■ Exercise prompt
All records below must be retyped exactly.

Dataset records
※

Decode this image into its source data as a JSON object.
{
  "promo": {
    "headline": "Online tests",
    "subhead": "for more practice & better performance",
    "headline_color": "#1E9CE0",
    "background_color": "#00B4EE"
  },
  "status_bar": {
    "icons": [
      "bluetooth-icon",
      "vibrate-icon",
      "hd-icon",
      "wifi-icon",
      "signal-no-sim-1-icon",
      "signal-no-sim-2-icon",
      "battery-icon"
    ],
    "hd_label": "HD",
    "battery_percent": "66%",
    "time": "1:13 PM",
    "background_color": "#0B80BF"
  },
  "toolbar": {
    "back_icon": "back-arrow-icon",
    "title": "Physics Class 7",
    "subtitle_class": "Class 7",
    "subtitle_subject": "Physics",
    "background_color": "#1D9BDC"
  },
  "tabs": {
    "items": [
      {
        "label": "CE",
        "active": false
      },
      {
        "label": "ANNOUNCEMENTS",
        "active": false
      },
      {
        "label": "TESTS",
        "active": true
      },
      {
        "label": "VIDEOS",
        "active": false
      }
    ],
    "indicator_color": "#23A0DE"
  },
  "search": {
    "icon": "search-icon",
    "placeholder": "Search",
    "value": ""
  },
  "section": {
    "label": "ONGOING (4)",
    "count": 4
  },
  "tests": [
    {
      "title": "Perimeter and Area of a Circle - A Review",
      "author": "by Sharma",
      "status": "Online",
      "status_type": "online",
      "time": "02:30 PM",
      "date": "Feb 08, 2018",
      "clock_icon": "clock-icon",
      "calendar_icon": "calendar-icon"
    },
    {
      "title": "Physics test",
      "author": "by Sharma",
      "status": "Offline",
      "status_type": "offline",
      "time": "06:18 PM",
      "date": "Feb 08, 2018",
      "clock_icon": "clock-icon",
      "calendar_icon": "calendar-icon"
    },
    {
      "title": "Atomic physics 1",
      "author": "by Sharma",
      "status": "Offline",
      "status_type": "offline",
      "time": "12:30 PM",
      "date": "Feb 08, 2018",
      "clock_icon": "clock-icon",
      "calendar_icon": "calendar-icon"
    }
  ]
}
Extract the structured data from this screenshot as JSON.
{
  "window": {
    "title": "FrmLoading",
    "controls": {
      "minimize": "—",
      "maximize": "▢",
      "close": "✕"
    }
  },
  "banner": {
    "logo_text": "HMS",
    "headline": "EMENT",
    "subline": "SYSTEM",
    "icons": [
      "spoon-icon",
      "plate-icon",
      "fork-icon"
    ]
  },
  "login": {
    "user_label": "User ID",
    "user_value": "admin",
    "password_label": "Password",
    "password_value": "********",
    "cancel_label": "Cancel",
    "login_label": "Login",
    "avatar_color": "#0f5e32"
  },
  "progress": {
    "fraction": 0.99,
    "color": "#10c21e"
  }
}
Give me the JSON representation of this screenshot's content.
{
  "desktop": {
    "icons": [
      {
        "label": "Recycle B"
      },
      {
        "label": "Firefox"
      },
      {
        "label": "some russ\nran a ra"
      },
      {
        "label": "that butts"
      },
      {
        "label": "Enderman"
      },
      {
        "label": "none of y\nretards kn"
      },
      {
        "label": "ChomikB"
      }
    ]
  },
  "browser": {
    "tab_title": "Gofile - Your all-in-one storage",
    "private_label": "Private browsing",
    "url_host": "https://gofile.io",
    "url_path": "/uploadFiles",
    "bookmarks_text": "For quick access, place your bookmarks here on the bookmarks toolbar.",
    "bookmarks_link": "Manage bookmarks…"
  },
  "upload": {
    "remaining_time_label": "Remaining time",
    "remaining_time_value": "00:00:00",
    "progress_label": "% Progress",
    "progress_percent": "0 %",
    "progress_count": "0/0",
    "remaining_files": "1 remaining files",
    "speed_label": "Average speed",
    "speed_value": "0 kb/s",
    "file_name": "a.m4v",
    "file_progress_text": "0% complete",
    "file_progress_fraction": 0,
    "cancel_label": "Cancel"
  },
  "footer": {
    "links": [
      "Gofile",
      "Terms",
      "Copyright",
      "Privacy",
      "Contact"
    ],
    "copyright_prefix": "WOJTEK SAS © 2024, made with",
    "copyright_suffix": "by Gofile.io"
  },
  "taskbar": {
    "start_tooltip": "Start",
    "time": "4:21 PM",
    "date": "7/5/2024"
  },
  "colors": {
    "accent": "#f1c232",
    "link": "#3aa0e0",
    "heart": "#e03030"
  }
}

※

■ Exercise result
Decode this image into its source data as a JSON object.
{
  "promo": {
    "headline": "Online tests",
    "subhead": "for more practice & better performance",
    "headline_color": "#1E9CE0",
    "background_color": "#00B4EE"
  },
  "status_bar": {
    "icons": [
      "bluetooth-icon",
      "vibrate-icon",
      "hd-icon",
      "wifi-icon",
      "signal-no-sim-1-icon",
      "signal-no-sim-2-icon",
      "battery-icon"
    ],
    "hd_label": "HD",
    "battery_percent": "66%",
    "time": "1:13 PM",
    "background_color": "#0B80BF"
  },
  "toolbar": {
    "back_icon": "back-arrow-icon",
    "title": "Physics Class 7",
    "subtitle_class": "Class 7",
    "subtitle_subject": "Physics",
    "background_color": "#1D9BDC"
  },
  "tabs": {
    "items": [
      {
        "label": "CE",
        "active": false
      },
      {
        "label": "ANNOUNCEMENTS",
        "active": false
      },
      {
        "label": "TESTS",
        "active": true
      },
      {
        "label": "VIDEOS",
        "active": false
      }
    ],
    "indicator_color": "#23A0DE"
  },
  "search": {
    "icon": "search-icon",
    "placeholder": "Search",
    "value": ""
  },
  "section": {
    "label": "ONGOING (4)",
    "count": 4
  },
  "tests": [
    {
      "title": "Perimeter and Area of a Circle - A Review",
      "author": "by Sharma",
      "status": "Online",
      "status_type": "online",
      "time": "02:30 PM",
      "date": "Feb 08, 2018",
      "clock_icon": "clock-icon",
      "calendar_icon": "calendar-icon"
    },
    {
      "title": "Physics test",
      "author": "by Sharma",
      "status": "Offline",
      "status_type": "offline",
      "time": "06:18 PM",
      "date": "Feb 08, 2018",
      "clock_icon": "clock-icon",
      "calendar_icon": "calendar-icon"
    },
    {
      "title": "Atomic physics 1",
      "author": "by Sharma",
      "status": "Offline",
      "status_type": "offline",
      "time": "12:30 PM",
      "date": "Feb 08, 2018",
      "clock_icon": "clock-icon",
      "calendar_icon": "calendar-icon"
    }
  ]
}
Extract the structured data from this screenshot as JSON.
{
  "window": {
    "title": "FrmLoading",
    "controls": {
      "minimize": "—",
      "maximize": "▢",
      "close": "✕"
    }
  },
  "banner": {
    "logo_text": "HMS",
    "headline": "EMENT",
    "subline": "SYSTEM",
    "icons": [
      "spoon-icon",
      "plate-icon",
      "fork-icon"
    ]
  },
  "login": {
    "user_label": "User ID",
    "user_value": "admin",
    "password_label": "Password",
    "password_value": "********",
    "cancel_label": "Cancel",
    "login_label": "Login",
    "avatar_color": "#0f5e32"
  },
  "progress": {
    "fraction": 0.99,
    "color": "#10c21e"
  }
}
Give me the JSON representation of this screenshot's content.
{
  "desktop": {
    "icons": [
      {
        "label": "Recycle B"
      },
      {
        "label": "Firefox"
      },
      {
        "label": "some russ\nran a ra"
      },
      {
        "label": "that butts"
      },
      {
        "label": "Enderman"
      },
      {
        "label": "none of y\nretards kn"
      },
      {
        "label": "ChomikB"
      }
    ]
  },
  "browser": {
    "tab_title": "Gofile - Your all-in-one storage",
    "private_label": "Private browsing",
    "url_host": "https://gofile.io",
    "url_path": "/uploadFiles",
    "bookmarks_text": "For quick access, place your bookmarks here on the bookmarks toolbar.",
    "bookmarks_link": "Manage bookmarks…"
  },
  "upload": {
    "remaining_time_label": "Remaining time",
    "remaining_time_value": "00:00:00",
    "progress_label": "% Progress",
    "progress_percent": "0 %",
    "progress_count": "0/0",
    "remaining_files": "1 remaining files",
    "speed_label": "Average speed",
    "speed_value": "0 kb/s",
    "file_name": "a.m4v",
    "file_progress_text": "0% complete",
    "file_progress_fraction": 0,
    "cancel_label": "Cancel"
  },
  "footer": {
    "links": [
      "Gofile",
      "Terms",
      "Copyright",
      "Privacy",
      "Contact"
    ],
    "copyright_prefix": "WOJTEK SAS © 2024, made with",
    "copyright_suffix": "by Gofile.io"
  },
  "taskbar": {
    "start_tooltip": "Start",
    "time": "4:21 PM",
    "date": "7/5/2024"
  },
  "colors": {
    "accent": "#f1c232",
    "link": "#3aa0e0",
    "heart": "#e03030"
  }
}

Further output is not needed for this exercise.